ASSIGNMENT:
Determine the count of lines containing "bars" in the entries below and return only that figure.

Dataset entries on figures:

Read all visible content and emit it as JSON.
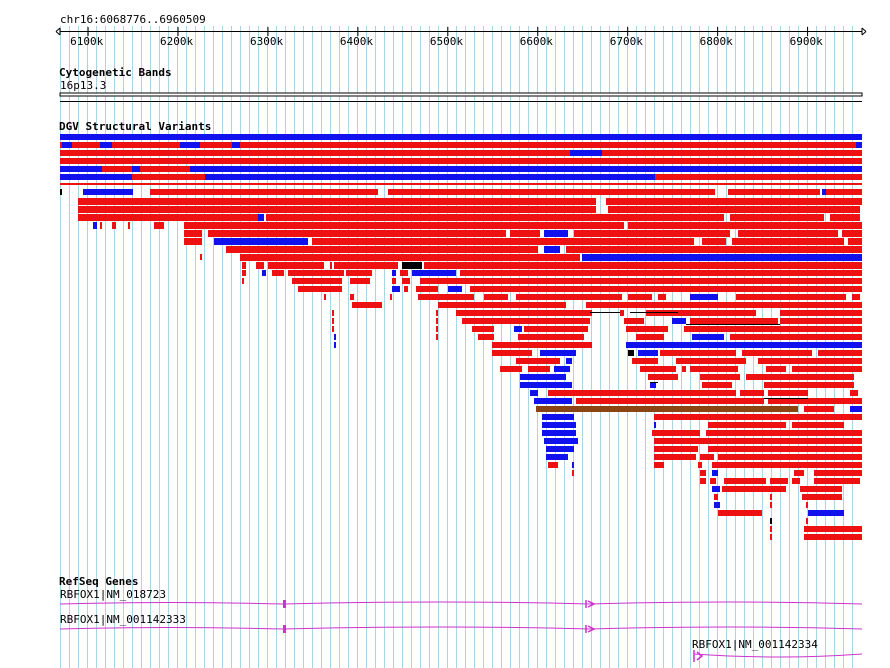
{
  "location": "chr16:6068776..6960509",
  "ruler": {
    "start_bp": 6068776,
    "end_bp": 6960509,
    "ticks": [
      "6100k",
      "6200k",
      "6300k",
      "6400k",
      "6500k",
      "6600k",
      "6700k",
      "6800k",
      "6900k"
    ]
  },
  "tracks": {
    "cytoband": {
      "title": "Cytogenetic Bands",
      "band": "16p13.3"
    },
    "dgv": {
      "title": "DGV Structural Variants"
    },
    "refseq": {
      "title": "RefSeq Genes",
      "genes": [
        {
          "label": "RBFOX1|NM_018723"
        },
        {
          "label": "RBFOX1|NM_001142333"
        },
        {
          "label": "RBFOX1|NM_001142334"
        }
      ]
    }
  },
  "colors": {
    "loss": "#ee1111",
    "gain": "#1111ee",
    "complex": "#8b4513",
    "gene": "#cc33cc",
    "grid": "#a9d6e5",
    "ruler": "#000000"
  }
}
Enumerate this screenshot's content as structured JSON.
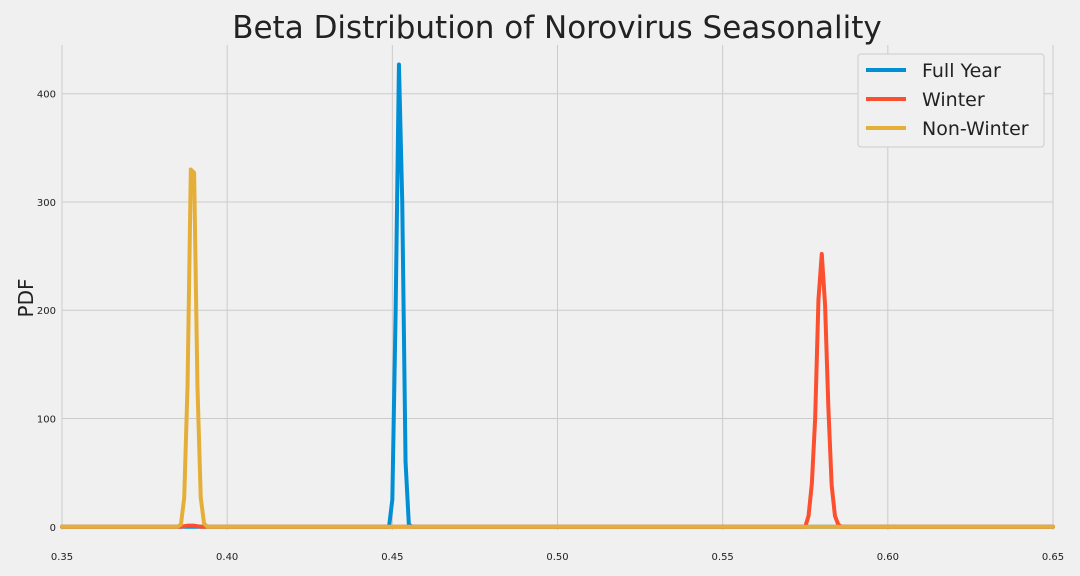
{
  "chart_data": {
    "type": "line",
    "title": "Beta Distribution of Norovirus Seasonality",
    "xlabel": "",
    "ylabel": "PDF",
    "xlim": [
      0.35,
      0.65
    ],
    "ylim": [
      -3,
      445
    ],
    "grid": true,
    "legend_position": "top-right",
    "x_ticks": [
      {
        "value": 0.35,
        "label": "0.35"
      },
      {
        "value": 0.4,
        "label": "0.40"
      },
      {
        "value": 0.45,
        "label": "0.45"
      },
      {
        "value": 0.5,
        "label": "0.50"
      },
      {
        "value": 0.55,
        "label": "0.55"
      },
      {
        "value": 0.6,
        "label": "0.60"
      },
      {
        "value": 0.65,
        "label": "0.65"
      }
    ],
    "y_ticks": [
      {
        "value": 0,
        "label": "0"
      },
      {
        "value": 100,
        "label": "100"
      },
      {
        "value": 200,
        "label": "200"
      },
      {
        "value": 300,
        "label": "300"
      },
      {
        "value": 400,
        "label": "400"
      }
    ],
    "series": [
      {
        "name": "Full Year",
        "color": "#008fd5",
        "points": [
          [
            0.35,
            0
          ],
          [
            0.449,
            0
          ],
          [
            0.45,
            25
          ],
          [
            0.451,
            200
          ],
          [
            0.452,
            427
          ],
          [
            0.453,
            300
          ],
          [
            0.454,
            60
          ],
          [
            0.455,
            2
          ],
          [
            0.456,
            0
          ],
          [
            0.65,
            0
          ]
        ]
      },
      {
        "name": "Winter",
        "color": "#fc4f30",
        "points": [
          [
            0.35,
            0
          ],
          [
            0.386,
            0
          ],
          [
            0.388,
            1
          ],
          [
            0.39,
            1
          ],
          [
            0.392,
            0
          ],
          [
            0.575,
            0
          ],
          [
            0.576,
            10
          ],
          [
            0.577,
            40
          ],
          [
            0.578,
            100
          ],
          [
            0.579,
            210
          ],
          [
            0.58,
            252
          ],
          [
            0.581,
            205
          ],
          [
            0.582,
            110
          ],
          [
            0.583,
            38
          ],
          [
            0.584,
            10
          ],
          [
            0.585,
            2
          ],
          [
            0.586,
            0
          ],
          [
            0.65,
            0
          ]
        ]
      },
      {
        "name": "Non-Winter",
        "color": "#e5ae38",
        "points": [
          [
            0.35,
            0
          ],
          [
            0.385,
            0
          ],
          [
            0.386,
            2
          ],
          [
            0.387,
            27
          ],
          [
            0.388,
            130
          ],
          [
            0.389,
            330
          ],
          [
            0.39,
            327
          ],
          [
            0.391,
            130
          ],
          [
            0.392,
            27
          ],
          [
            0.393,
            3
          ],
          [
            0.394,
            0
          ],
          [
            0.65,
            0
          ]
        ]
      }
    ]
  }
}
...
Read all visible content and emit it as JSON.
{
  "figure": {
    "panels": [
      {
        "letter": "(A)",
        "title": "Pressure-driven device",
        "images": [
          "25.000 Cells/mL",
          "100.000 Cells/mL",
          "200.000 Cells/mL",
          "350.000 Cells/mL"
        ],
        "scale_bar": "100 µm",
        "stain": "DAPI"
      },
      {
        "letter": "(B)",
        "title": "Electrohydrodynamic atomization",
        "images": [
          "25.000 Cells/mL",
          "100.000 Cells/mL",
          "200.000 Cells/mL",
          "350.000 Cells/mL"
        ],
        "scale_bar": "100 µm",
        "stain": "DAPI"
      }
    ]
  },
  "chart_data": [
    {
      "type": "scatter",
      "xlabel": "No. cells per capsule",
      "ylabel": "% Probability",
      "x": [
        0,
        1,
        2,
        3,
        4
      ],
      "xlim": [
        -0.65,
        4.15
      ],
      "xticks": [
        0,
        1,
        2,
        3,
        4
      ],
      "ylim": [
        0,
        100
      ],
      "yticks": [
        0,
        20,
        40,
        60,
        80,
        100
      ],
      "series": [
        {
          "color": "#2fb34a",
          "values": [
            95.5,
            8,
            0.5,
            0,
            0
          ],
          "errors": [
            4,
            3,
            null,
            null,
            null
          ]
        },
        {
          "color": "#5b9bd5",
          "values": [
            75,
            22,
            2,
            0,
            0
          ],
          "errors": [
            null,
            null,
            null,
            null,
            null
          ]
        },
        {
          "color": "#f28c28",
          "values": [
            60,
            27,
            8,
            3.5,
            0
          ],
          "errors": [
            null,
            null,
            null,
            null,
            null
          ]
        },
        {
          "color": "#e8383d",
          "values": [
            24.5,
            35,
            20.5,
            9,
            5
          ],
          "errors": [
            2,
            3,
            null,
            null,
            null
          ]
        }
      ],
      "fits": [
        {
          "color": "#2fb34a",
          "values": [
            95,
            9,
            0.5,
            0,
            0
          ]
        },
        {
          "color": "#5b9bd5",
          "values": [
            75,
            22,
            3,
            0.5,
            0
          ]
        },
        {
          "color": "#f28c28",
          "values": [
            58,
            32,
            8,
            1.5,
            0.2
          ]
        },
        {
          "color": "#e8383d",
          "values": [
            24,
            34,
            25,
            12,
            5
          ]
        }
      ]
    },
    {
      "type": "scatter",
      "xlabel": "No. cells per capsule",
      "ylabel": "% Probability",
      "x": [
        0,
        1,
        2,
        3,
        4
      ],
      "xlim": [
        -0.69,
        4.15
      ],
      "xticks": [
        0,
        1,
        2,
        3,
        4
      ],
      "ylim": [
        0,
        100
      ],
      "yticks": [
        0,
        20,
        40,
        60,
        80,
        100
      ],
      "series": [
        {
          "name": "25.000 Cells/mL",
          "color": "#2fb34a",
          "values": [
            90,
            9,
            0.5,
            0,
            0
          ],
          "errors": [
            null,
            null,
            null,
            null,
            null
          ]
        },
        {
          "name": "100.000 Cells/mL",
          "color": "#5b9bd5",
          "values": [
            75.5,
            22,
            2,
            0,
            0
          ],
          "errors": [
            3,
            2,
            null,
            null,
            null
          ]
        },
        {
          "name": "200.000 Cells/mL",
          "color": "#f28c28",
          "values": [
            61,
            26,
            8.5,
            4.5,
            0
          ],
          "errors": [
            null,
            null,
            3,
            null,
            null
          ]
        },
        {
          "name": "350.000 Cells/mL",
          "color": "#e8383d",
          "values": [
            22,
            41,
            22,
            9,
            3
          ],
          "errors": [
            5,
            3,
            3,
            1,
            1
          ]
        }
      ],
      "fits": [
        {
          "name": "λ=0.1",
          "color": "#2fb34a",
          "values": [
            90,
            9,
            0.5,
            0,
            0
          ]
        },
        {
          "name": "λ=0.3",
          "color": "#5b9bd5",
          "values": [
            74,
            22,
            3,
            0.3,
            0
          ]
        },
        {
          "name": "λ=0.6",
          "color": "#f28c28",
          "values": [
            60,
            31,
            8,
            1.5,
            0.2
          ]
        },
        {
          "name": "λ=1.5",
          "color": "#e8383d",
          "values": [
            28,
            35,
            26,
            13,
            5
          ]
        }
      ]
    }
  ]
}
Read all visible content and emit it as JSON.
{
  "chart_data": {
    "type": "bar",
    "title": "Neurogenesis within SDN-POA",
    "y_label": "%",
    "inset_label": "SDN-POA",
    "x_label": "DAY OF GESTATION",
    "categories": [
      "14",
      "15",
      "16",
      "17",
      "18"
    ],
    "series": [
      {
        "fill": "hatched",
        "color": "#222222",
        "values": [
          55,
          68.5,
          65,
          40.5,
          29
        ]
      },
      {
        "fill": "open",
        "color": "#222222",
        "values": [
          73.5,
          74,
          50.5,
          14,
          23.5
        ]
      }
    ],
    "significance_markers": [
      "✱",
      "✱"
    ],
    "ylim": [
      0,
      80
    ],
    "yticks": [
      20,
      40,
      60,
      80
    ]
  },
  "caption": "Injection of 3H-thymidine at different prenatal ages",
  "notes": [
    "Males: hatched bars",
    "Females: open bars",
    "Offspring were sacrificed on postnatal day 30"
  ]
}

RESULT FOR THIS TASK:
2